Word for word, copy all the data and drop the pictures.

★ ★ ★

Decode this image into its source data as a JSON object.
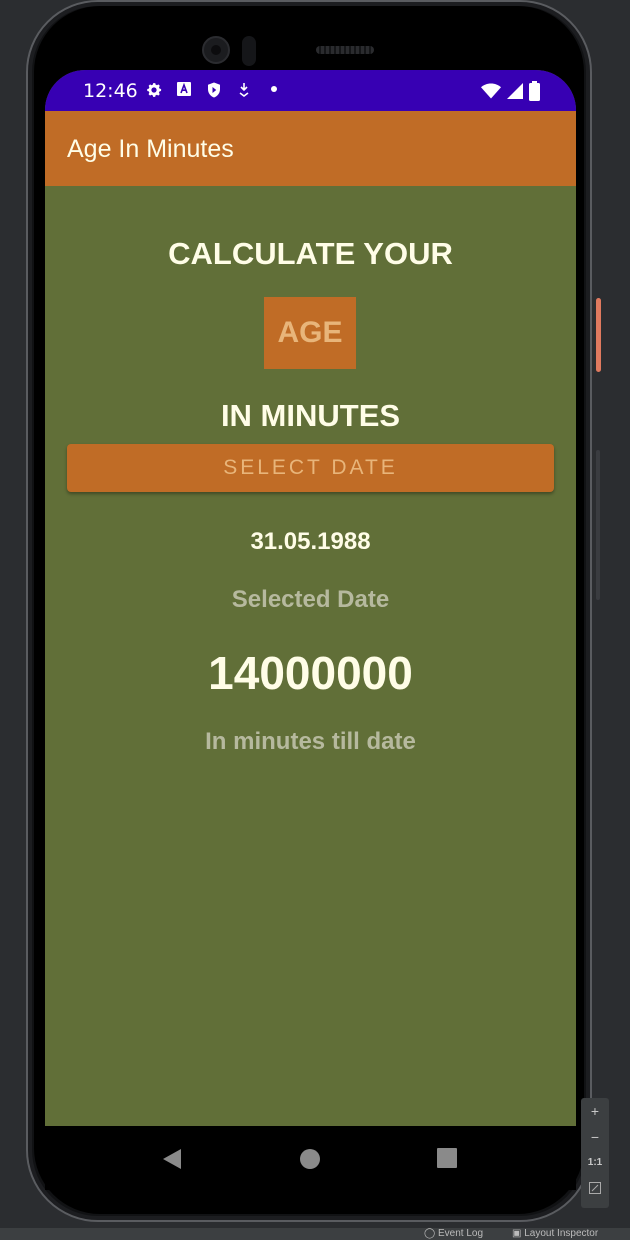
{
  "status_bar": {
    "time": "12:46",
    "icons": [
      "gear-icon",
      "text-a-icon",
      "shield-icon",
      "download-icon",
      "dot-icon"
    ],
    "right_icons": [
      "wifi-icon",
      "cell-signal-icon",
      "battery-icon"
    ]
  },
  "app_bar": {
    "title": "Age In Minutes"
  },
  "main": {
    "heading_top": "CALCULATE YOUR",
    "age_label": "AGE",
    "heading_bottom": "IN MINUTES",
    "select_button": "SELECT DATE",
    "selected_date_value": "31.05.1988",
    "selected_date_caption": "Selected Date",
    "minutes_value": "14000000",
    "minutes_caption": "In minutes till date"
  },
  "nav_bar": {
    "buttons": [
      "back-icon",
      "home-icon",
      "recents-icon"
    ]
  },
  "emulator_toolbar": {
    "zoom_in": "+",
    "zoom_out": "−",
    "actual_size": "1:1"
  },
  "ide_status": {
    "event_log": "Event Log",
    "layout_inspector": "Layout Inspector"
  },
  "colors": {
    "status_bar": "#3700b3",
    "app_bar": "#c06c26",
    "background": "#616f38",
    "text_primary": "#fffde7",
    "text_secondary": "#b6b99e",
    "accent_text": "#e8b57a"
  }
}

★ ★ ★

> _Response to this task_
Decode this image into its source data as a JSON object.
{
  "status_bar": {
    "time": "12:46",
    "icons": [
      "gear-icon",
      "text-a-icon",
      "shield-icon",
      "download-icon",
      "dot-icon"
    ],
    "right_icons": [
      "wifi-icon",
      "cell-signal-icon",
      "battery-icon"
    ]
  },
  "app_bar": {
    "title": "Age In Minutes"
  },
  "main": {
    "heading_top": "CALCULATE YOUR",
    "age_label": "AGE",
    "heading_bottom": "IN MINUTES",
    "select_button": "SELECT DATE",
    "selected_date_value": "31.05.1988",
    "selected_date_caption": "Selected Date",
    "minutes_value": "14000000",
    "minutes_caption": "In minutes till date"
  },
  "nav_bar": {
    "buttons": [
      "back-icon",
      "home-icon",
      "recents-icon"
    ]
  },
  "emulator_toolbar": {
    "zoom_in": "+",
    "zoom_out": "−",
    "actual_size": "1:1"
  },
  "ide_status": {
    "event_log": "Event Log",
    "layout_inspector": "Layout Inspector"
  },
  "colors": {
    "status_bar": "#3700b3",
    "app_bar": "#c06c26",
    "background": "#616f38",
    "text_primary": "#fffde7",
    "text_secondary": "#b6b99e",
    "accent_text": "#e8b57a"
  }
}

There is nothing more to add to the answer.